## Items from a dataset:
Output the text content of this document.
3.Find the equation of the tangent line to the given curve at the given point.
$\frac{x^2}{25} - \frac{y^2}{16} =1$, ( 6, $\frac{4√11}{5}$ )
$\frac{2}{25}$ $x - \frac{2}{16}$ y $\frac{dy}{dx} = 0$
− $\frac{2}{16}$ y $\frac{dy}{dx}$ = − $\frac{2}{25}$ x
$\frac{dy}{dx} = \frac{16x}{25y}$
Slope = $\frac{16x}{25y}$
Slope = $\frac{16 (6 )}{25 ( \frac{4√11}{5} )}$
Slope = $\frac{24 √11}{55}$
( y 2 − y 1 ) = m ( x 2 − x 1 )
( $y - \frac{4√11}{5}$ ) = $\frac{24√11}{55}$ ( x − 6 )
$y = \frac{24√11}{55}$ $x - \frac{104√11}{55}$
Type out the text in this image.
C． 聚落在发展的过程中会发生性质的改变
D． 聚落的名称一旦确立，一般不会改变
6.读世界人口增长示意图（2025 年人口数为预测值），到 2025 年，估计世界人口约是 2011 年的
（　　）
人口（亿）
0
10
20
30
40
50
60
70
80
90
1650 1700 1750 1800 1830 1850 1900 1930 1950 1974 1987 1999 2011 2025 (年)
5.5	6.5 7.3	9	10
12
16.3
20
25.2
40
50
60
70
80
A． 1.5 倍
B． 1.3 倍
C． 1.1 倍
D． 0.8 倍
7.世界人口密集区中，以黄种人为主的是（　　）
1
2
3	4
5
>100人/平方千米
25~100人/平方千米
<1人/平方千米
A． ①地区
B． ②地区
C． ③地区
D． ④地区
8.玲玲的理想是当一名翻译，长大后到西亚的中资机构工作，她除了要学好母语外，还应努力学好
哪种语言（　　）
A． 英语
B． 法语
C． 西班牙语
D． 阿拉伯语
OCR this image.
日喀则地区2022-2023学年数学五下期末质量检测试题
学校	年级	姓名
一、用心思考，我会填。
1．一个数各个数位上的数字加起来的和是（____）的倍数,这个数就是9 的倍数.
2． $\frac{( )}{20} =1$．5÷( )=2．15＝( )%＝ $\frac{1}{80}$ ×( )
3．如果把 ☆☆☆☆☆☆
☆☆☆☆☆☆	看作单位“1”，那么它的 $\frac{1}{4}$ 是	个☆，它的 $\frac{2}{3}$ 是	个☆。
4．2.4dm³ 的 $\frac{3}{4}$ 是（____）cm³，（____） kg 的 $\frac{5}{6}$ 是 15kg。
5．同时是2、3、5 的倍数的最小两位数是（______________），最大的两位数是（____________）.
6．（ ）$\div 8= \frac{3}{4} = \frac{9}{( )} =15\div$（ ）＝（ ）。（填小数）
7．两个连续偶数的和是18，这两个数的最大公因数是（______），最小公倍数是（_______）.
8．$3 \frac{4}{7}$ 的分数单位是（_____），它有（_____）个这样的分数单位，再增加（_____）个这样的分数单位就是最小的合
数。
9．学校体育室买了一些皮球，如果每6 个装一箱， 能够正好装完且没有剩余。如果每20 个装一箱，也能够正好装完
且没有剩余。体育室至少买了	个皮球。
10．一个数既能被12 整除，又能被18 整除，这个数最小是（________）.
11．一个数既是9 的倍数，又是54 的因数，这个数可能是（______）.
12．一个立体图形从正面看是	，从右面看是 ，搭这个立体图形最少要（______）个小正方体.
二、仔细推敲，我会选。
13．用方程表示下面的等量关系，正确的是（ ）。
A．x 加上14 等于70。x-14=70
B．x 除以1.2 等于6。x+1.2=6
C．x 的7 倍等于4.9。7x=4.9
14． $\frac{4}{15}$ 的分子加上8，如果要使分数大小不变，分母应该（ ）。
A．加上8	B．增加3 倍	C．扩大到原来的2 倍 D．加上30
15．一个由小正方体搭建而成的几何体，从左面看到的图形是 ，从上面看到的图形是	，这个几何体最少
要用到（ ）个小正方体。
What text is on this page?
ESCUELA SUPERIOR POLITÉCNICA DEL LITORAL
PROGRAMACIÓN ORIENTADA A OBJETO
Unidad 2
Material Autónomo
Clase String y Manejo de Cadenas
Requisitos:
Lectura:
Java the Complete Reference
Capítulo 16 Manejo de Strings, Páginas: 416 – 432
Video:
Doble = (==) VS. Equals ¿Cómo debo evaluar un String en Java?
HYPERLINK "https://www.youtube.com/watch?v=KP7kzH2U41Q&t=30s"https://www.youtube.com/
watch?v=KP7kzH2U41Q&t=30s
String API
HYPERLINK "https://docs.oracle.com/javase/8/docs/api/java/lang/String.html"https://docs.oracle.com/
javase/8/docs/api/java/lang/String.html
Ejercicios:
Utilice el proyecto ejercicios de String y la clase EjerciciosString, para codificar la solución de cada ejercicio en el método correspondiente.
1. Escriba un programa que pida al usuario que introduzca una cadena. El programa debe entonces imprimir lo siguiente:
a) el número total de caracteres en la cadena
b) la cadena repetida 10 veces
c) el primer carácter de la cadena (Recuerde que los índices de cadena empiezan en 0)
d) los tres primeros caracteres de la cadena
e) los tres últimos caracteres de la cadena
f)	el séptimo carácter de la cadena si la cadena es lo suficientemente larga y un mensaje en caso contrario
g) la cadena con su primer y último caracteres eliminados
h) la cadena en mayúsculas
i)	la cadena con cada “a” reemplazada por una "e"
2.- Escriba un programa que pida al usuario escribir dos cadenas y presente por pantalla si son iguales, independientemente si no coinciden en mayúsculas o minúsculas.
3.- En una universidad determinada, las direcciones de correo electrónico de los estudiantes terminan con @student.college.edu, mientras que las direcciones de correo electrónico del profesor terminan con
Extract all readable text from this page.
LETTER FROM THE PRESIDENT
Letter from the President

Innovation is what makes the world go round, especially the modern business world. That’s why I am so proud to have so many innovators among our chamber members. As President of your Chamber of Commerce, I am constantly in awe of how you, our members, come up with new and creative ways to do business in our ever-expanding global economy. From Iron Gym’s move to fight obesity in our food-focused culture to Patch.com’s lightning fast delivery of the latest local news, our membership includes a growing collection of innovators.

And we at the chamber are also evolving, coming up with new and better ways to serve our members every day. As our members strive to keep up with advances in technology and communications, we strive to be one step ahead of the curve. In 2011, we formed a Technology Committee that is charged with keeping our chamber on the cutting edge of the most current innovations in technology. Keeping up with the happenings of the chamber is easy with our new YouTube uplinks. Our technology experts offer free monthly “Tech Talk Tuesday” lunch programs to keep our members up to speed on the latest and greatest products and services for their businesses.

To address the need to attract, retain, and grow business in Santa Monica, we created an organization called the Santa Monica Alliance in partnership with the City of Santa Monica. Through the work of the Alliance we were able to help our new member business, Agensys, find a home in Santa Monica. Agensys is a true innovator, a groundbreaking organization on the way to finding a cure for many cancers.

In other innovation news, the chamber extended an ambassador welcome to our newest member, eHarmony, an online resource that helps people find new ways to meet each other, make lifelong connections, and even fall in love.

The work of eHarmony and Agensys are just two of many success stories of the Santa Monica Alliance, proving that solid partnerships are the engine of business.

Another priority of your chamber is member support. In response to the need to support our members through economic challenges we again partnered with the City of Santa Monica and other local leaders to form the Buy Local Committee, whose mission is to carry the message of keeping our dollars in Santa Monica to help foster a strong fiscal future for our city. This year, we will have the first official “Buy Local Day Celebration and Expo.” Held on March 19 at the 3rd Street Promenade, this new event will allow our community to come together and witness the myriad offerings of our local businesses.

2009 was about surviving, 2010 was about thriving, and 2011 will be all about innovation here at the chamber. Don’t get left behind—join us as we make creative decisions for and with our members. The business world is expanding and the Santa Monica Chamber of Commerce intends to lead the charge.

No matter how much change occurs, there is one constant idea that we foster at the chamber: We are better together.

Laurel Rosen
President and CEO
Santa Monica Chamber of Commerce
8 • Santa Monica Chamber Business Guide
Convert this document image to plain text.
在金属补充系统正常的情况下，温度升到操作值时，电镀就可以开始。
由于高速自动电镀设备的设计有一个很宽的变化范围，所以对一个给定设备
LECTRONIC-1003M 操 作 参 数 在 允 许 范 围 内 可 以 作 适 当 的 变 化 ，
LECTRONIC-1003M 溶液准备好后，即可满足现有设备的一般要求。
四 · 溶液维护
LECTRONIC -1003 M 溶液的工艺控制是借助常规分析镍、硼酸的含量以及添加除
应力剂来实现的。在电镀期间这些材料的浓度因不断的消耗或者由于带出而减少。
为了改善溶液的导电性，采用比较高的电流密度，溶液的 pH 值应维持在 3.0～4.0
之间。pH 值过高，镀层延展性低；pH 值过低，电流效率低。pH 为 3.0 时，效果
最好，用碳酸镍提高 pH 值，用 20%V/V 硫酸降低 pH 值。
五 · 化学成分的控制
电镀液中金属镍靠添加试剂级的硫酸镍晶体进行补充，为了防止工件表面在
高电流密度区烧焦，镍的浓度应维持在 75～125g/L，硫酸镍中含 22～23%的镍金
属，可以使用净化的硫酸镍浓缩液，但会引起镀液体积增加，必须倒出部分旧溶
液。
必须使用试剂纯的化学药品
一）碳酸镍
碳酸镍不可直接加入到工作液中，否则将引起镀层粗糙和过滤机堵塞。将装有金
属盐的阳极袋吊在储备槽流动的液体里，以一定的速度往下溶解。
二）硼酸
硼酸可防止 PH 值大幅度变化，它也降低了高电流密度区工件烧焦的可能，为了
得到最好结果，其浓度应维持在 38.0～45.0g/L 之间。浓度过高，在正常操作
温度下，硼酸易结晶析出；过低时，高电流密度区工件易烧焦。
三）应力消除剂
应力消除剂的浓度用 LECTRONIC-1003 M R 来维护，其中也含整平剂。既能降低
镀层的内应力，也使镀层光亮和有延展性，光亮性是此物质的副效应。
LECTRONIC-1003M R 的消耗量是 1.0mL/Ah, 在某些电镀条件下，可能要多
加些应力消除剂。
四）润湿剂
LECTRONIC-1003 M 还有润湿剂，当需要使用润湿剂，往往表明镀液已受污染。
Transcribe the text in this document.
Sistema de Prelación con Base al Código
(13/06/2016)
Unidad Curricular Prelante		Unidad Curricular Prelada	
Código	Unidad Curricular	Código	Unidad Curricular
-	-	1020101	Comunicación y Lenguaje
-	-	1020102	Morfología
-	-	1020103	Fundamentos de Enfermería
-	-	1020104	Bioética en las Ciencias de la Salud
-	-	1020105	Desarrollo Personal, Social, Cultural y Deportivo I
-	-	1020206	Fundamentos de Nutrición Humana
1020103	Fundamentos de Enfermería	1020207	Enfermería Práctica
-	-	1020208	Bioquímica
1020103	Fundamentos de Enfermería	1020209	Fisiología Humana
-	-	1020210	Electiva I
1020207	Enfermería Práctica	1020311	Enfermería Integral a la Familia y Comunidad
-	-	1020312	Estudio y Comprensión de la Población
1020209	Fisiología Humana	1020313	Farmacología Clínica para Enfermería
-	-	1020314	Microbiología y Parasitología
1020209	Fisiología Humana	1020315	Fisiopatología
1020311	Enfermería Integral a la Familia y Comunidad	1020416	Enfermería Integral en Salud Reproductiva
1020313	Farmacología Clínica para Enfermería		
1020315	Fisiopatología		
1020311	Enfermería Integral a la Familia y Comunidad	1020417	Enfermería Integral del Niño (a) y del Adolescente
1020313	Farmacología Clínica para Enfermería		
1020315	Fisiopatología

## OBJECTIVE:
Using the data above, copy each line that contains "Curricular".

## ANSWER BELOW:
Unidad Curricular Prelante		Unidad Curricular Prelada	
Código	Unidad Curricular	Código	Unidad Curricular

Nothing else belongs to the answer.